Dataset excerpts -
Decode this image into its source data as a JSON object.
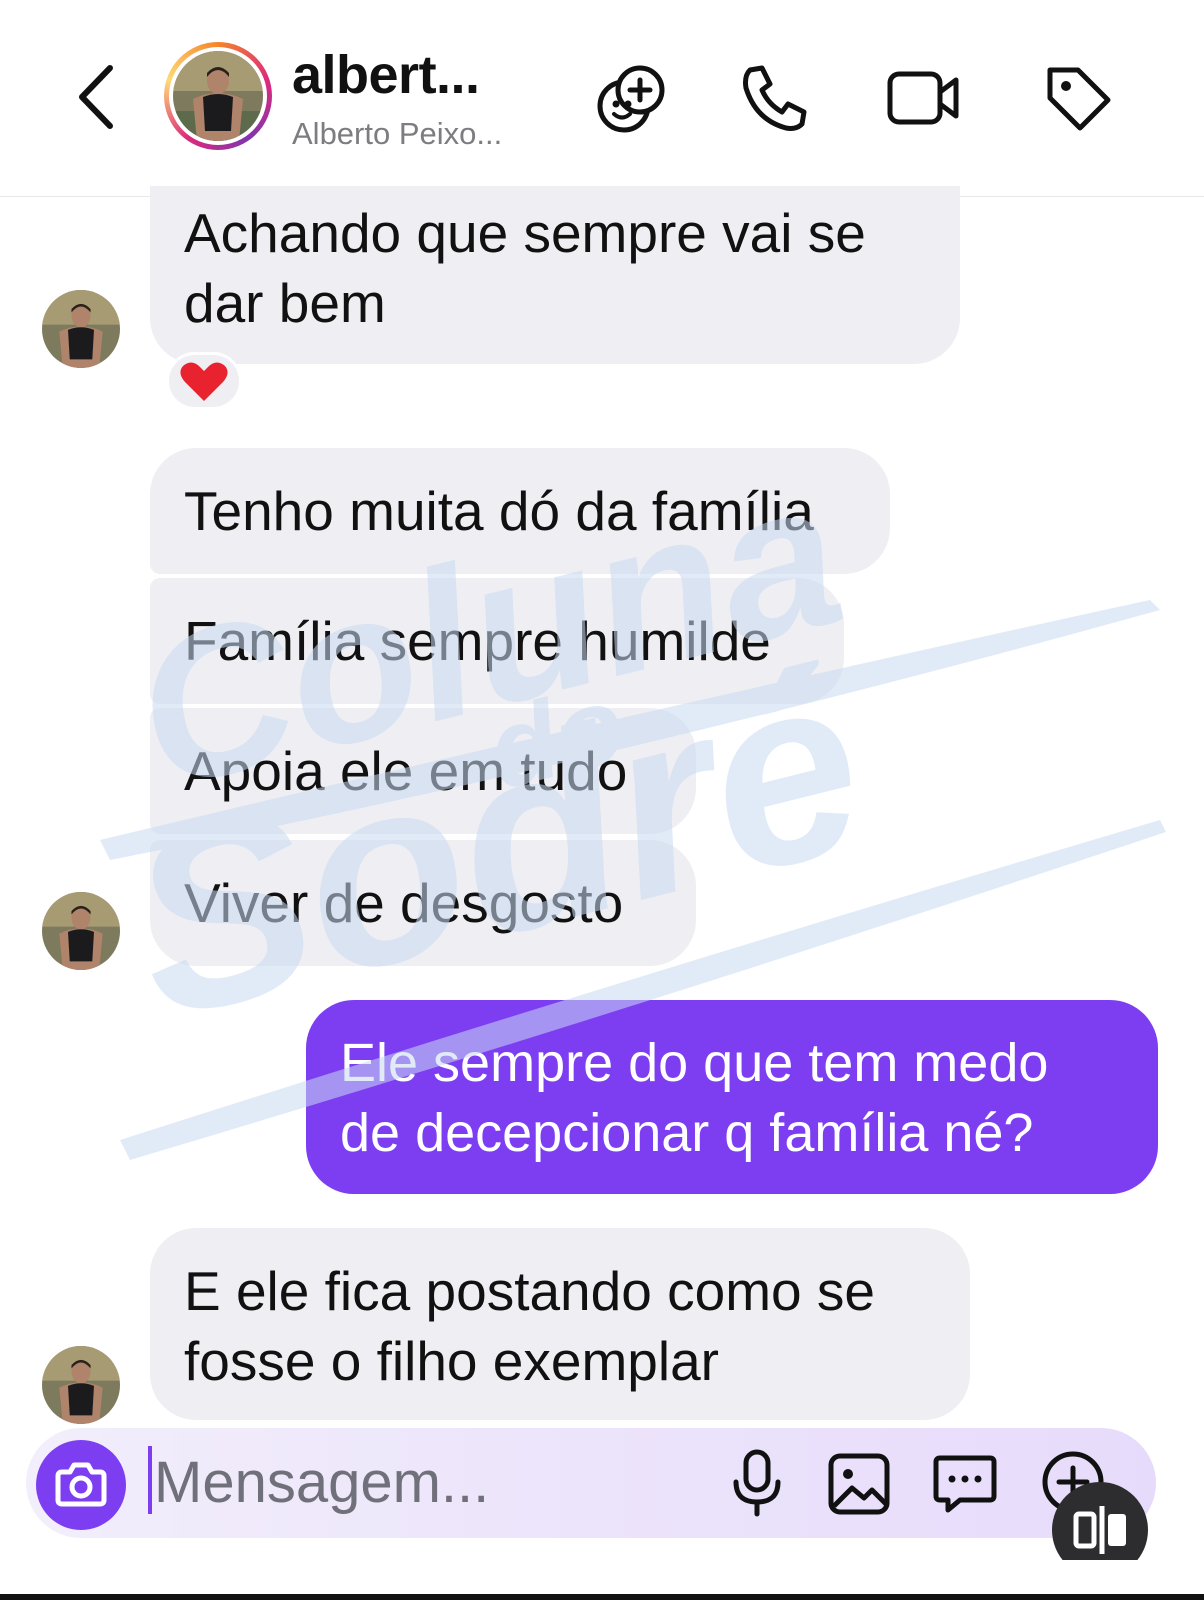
{
  "header": {
    "back_icon": "chevron-left-icon",
    "title": "albert...",
    "subtitle": "Alberto Peixo...",
    "icons": [
      "effects-icon",
      "phone-icon",
      "video-camera-icon",
      "tag-icon"
    ]
  },
  "messages": [
    {
      "id": "m1",
      "direction": "incoming",
      "lines": [
        "Achando que sempre vai se",
        "dar bem"
      ],
      "reaction": "❤️"
    },
    {
      "id": "m2",
      "direction": "incoming",
      "lines": [
        "Tenho muita dó da família"
      ]
    },
    {
      "id": "m3",
      "direction": "incoming",
      "lines": [
        "Família sempre humilde"
      ]
    },
    {
      "id": "m4",
      "direction": "incoming",
      "lines": [
        "Apoia ele em tudo"
      ]
    },
    {
      "id": "m5",
      "direction": "incoming",
      "lines": [
        "Viver de desgosto"
      ]
    },
    {
      "id": "m6",
      "direction": "outgoing",
      "lines": [
        "Ele sempre do que tem medo",
        "de decepcionar q família né?"
      ]
    },
    {
      "id": "m7",
      "direction": "incoming",
      "lines": [
        "E ele fica postando como se",
        "fosse o filho exemplar"
      ]
    }
  ],
  "watermark": {
    "line1": "Coluna",
    "line2": "do",
    "line3": "Sodré"
  },
  "composer": {
    "placeholder": "Mensagem...",
    "icons": [
      "camera-icon",
      "microphone-icon",
      "gallery-icon",
      "chat-sticker-icon",
      "add-icon"
    ]
  },
  "colors": {
    "accent": "#7d3ef2",
    "incoming_bubble": "#efeff3",
    "watermark": "#c9dbf2"
  }
}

Written request -
Without including the pictures, return each record above exactly as it stands.

Task output -
Decode this image into its source data as a JSON object.
{
  "header": {
    "back_icon": "chevron-left-icon",
    "title": "albert...",
    "subtitle": "Alberto Peixo...",
    "icons": [
      "effects-icon",
      "phone-icon",
      "video-camera-icon",
      "tag-icon"
    ]
  },
  "messages": [
    {
      "id": "m1",
      "direction": "incoming",
      "lines": [
        "Achando que sempre vai se",
        "dar bem"
      ],
      "reaction": "❤️"
    },
    {
      "id": "m2",
      "direction": "incoming",
      "lines": [
        "Tenho muita dó da família"
      ]
    },
    {
      "id": "m3",
      "direction": "incoming",
      "lines": [
        "Família sempre humilde"
      ]
    },
    {
      "id": "m4",
      "direction": "incoming",
      "lines": [
        "Apoia ele em tudo"
      ]
    },
    {
      "id": "m5",
      "direction": "incoming",
      "lines": [
        "Viver de desgosto"
      ]
    },
    {
      "id": "m6",
      "direction": "outgoing",
      "lines": [
        "Ele sempre do que tem medo",
        "de decepcionar q família né?"
      ]
    },
    {
      "id": "m7",
      "direction": "incoming",
      "lines": [
        "E ele fica postando como se",
        "fosse o filho exemplar"
      ]
    }
  ],
  "watermark": {
    "line1": "Coluna",
    "line2": "do",
    "line3": "Sodré"
  },
  "composer": {
    "placeholder": "Mensagem...",
    "icons": [
      "camera-icon",
      "microphone-icon",
      "gallery-icon",
      "chat-sticker-icon",
      "add-icon"
    ]
  },
  "colors": {
    "accent": "#7d3ef2",
    "incoming_bubble": "#efeff3",
    "watermark": "#c9dbf2"
  }
}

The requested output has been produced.